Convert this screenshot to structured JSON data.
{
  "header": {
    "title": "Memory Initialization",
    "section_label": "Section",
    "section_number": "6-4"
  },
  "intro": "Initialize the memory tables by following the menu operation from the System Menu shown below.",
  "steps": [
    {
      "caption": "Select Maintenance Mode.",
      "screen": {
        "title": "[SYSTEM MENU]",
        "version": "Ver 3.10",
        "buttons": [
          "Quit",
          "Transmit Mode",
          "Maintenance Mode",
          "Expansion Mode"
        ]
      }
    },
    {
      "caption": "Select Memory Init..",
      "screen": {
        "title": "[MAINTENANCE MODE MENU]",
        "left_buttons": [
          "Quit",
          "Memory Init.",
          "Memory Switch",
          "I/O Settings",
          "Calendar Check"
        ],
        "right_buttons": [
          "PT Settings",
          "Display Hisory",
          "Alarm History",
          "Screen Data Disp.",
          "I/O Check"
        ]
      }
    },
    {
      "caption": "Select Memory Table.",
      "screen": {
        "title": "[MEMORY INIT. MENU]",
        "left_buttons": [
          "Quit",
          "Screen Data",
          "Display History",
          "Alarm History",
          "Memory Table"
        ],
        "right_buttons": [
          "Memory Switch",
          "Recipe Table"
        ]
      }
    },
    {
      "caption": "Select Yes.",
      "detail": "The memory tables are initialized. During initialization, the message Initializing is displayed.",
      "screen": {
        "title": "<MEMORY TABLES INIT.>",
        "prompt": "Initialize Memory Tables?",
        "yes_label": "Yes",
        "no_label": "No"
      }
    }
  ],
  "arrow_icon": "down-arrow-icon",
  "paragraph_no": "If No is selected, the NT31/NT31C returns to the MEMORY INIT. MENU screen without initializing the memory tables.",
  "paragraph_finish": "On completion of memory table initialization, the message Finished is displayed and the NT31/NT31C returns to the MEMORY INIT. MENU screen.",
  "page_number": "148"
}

**********

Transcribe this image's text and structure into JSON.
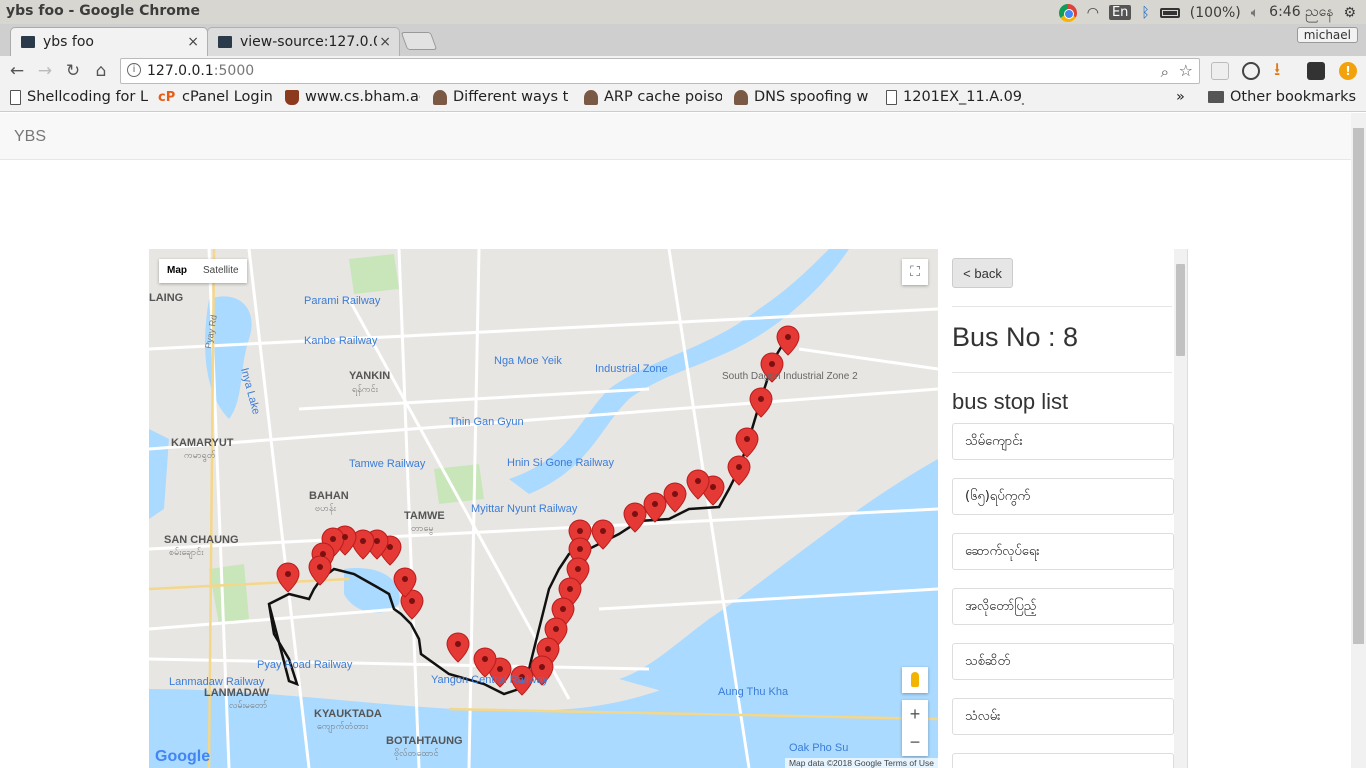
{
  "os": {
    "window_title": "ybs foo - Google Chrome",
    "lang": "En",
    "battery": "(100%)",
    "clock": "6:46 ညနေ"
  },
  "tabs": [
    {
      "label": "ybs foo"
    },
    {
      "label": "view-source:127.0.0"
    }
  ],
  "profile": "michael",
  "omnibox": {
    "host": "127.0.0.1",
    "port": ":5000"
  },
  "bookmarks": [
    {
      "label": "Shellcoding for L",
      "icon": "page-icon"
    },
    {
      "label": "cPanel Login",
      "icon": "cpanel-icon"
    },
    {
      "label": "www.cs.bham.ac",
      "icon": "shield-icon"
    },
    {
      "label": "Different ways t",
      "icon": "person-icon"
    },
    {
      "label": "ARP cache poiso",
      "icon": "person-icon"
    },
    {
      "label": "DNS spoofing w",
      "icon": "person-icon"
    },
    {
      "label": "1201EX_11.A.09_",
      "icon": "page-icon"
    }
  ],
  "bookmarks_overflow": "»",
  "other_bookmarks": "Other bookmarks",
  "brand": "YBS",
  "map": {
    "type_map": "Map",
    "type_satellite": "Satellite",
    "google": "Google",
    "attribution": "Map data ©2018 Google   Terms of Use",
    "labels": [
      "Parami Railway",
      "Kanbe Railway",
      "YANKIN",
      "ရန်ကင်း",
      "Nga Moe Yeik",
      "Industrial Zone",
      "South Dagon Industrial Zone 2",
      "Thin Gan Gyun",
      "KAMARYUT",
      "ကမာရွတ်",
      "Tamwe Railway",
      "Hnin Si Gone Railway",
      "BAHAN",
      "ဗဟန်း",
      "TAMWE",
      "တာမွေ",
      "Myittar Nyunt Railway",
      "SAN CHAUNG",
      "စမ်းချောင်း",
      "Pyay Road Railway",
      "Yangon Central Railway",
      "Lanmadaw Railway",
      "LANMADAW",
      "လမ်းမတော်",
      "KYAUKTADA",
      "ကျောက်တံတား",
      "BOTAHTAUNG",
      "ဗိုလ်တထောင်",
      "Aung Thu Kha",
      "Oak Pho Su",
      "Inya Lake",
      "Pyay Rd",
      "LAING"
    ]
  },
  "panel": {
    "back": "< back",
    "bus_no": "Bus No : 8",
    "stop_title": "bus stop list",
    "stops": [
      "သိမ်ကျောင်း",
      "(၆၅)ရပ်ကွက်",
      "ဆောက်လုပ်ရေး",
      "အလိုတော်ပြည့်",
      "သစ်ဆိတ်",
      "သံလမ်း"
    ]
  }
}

**********

## BRIEF
Report each line of the material above where the word "caption" appears.

## ANSWER TO THIS EXERCISE
      "caption": "Select Maintenance Mode.",
      "caption": "Select Memory Init..",
      "caption": "Select Memory Table.",
      "caption": "Select Yes.",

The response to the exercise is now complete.